DATA IN THIS EXERCISE
** Start **

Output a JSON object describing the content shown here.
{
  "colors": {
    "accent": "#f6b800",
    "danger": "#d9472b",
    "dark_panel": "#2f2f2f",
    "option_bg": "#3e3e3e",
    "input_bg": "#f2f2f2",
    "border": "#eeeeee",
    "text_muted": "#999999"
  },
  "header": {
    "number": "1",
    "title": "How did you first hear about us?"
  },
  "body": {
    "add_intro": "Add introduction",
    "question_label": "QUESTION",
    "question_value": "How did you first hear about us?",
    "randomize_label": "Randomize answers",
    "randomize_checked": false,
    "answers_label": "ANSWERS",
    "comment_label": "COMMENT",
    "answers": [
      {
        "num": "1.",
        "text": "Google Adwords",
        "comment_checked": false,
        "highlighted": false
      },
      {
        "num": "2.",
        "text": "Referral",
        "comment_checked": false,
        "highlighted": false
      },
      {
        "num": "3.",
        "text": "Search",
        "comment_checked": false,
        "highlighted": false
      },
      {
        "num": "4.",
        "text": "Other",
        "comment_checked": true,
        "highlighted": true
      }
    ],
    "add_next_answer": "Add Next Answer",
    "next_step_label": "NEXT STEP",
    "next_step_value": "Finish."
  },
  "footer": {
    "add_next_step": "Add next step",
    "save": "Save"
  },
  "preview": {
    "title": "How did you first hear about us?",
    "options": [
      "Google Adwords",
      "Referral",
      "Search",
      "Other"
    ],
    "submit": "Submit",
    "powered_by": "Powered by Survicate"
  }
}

** End **

Extract the listing in its entirety and repeat it exactly.

FINAL RESULT
Output a JSON object describing the content shown here.
{
  "colors": {
    "accent": "#f6b800",
    "danger": "#d9472b",
    "dark_panel": "#2f2f2f",
    "option_bg": "#3e3e3e",
    "input_bg": "#f2f2f2",
    "border": "#eeeeee",
    "text_muted": "#999999"
  },
  "header": {
    "number": "1",
    "title": "How did you first hear about us?"
  },
  "body": {
    "add_intro": "Add introduction",
    "question_label": "QUESTION",
    "question_value": "How did you first hear about us?",
    "randomize_label": "Randomize answers",
    "randomize_checked": false,
    "answers_label": "ANSWERS",
    "comment_label": "COMMENT",
    "answers": [
      {
        "num": "1.",
        "text": "Google Adwords",
        "comment_checked": false,
        "highlighted": false
      },
      {
        "num": "2.",
        "text": "Referral",
        "comment_checked": false,
        "highlighted": false
      },
      {
        "num": "3.",
        "text": "Search",
        "comment_checked": false,
        "highlighted": false
      },
      {
        "num": "4.",
        "text": "Other",
        "comment_checked": true,
        "highlighted": true
      }
    ],
    "add_next_answer": "Add Next Answer",
    "next_step_label": "NEXT STEP",
    "next_step_value": "Finish."
  },
  "footer": {
    "add_next_step": "Add next step",
    "save": "Save"
  },
  "preview": {
    "title": "How did you first hear about us?",
    "options": [
      "Google Adwords",
      "Referral",
      "Search",
      "Other"
    ],
    "submit": "Submit",
    "powered_by": "Powered by Survicate"
  }
}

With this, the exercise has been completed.